Extract every line that includes the string "looks".
++++ Data shown ++++
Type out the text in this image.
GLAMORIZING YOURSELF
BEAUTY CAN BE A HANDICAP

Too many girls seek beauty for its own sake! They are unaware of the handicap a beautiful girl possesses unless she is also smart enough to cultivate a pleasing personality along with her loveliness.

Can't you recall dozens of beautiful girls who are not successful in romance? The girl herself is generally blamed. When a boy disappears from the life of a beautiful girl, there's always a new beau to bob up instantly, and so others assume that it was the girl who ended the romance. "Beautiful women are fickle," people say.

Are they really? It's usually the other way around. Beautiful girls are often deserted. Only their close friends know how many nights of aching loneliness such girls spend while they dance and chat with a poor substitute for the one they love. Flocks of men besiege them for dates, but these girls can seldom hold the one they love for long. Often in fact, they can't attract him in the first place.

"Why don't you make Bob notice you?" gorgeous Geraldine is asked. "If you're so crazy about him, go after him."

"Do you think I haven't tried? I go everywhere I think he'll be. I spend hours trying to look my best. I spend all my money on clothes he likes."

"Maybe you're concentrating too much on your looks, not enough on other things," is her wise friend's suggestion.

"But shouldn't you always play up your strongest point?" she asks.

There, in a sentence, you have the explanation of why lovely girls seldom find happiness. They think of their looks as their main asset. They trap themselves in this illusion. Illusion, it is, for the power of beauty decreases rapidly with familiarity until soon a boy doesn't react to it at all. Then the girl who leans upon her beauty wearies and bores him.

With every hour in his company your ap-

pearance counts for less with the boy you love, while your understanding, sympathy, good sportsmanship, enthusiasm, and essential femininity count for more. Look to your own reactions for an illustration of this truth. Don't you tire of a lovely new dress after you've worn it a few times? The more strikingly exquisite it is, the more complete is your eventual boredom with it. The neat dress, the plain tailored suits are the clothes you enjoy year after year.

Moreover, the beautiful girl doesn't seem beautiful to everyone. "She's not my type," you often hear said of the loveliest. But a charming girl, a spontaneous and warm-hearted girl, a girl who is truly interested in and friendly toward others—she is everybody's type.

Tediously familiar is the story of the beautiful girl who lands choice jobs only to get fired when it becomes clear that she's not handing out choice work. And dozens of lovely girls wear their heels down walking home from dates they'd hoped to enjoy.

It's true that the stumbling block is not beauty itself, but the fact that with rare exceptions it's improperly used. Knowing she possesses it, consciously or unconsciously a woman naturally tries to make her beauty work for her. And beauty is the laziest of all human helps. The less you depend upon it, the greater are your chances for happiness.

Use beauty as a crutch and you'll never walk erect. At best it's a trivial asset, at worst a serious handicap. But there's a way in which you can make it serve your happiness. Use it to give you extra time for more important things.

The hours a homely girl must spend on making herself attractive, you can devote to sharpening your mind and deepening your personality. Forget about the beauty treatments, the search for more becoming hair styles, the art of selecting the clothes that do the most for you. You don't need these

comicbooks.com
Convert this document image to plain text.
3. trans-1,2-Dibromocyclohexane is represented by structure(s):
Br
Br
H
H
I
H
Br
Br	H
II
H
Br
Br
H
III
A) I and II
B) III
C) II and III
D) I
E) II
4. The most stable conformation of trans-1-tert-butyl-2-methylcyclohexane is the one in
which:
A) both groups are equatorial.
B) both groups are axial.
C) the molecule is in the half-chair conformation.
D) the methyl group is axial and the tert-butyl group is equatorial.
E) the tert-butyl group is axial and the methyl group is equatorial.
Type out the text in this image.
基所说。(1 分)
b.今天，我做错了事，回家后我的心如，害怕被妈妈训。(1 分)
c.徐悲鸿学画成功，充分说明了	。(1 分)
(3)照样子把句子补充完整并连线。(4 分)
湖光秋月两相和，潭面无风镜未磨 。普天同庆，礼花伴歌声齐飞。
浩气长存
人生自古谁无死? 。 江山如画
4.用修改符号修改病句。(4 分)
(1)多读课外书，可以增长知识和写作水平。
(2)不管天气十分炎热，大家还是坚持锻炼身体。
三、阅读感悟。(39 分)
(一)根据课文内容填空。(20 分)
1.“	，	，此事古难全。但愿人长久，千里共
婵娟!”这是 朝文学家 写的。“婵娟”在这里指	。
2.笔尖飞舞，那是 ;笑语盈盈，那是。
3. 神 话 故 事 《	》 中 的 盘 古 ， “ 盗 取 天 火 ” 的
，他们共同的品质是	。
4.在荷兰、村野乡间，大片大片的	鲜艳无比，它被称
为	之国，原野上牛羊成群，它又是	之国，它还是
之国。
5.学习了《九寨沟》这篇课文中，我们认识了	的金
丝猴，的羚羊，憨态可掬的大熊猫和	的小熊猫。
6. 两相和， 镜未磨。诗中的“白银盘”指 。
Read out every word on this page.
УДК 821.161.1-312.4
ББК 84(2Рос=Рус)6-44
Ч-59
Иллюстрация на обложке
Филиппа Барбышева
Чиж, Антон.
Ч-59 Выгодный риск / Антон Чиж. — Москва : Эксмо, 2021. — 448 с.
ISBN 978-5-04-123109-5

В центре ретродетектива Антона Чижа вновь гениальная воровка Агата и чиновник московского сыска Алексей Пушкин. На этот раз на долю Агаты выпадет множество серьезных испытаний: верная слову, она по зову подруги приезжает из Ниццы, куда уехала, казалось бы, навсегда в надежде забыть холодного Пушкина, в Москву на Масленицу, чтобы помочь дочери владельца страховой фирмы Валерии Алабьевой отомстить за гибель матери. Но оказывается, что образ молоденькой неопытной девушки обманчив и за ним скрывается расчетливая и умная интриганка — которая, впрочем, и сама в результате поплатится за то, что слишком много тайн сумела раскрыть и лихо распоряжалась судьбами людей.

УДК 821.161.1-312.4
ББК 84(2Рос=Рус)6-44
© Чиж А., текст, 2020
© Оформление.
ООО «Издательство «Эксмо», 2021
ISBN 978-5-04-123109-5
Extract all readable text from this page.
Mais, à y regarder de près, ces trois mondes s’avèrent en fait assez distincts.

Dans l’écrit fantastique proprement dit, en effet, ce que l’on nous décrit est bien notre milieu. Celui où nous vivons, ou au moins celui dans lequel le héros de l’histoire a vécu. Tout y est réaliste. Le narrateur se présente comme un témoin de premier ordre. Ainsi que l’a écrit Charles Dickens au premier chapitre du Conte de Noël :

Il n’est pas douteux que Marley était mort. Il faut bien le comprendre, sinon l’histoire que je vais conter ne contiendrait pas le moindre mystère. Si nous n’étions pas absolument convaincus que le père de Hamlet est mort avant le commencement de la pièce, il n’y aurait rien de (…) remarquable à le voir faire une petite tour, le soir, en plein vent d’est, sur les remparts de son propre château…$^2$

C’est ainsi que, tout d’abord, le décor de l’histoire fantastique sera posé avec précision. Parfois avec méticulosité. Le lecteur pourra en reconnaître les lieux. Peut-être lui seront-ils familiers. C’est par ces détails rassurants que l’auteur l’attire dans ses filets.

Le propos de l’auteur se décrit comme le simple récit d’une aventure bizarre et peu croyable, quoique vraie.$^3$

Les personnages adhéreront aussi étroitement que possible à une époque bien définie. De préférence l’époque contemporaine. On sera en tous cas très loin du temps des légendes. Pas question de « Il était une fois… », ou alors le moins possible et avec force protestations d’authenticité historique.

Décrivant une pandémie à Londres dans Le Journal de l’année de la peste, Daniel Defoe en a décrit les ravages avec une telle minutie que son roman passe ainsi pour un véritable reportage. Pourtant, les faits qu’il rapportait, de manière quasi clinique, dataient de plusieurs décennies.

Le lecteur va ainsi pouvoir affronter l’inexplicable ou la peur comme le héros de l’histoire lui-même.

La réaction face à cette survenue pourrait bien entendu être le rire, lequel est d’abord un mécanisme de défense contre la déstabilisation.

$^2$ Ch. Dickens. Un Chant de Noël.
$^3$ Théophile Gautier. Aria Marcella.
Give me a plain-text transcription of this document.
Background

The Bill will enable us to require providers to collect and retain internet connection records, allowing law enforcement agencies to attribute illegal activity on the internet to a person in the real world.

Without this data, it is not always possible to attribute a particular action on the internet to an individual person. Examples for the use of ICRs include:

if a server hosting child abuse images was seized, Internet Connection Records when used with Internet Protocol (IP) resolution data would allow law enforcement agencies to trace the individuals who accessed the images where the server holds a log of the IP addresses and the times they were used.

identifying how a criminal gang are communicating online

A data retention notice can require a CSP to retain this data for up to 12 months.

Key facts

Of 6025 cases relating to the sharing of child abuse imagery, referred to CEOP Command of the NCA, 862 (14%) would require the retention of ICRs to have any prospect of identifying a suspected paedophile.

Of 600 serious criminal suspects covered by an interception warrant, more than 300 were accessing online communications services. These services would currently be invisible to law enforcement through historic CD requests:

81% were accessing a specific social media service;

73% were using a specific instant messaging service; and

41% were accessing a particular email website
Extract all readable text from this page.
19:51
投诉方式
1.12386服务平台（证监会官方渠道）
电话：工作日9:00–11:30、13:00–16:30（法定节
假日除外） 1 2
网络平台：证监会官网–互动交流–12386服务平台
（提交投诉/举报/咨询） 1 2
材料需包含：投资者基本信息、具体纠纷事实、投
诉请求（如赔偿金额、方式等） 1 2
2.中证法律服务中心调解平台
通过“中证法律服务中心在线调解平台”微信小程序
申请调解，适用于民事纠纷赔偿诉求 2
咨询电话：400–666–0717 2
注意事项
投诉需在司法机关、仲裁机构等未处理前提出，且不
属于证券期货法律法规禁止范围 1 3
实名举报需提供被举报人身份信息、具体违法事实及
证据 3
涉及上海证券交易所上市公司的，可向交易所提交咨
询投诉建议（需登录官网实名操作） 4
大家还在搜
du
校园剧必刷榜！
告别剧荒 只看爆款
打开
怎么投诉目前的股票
++++
Answer to the task:
"Maybe you're concentrating too much on your looks, not enough on other things," is her wise friend's suggestion.
There, in a sentence, you have the explanation of why lovely girls seldom find happiness. They think of their looks as their main asset. They trap themselves in this illusion. Illusion, it is, for the power of beauty decreases rapidly with familiarity until soon a boy doesn't react to it at all. Then the girl who leans upon her beauty wearies and bores him.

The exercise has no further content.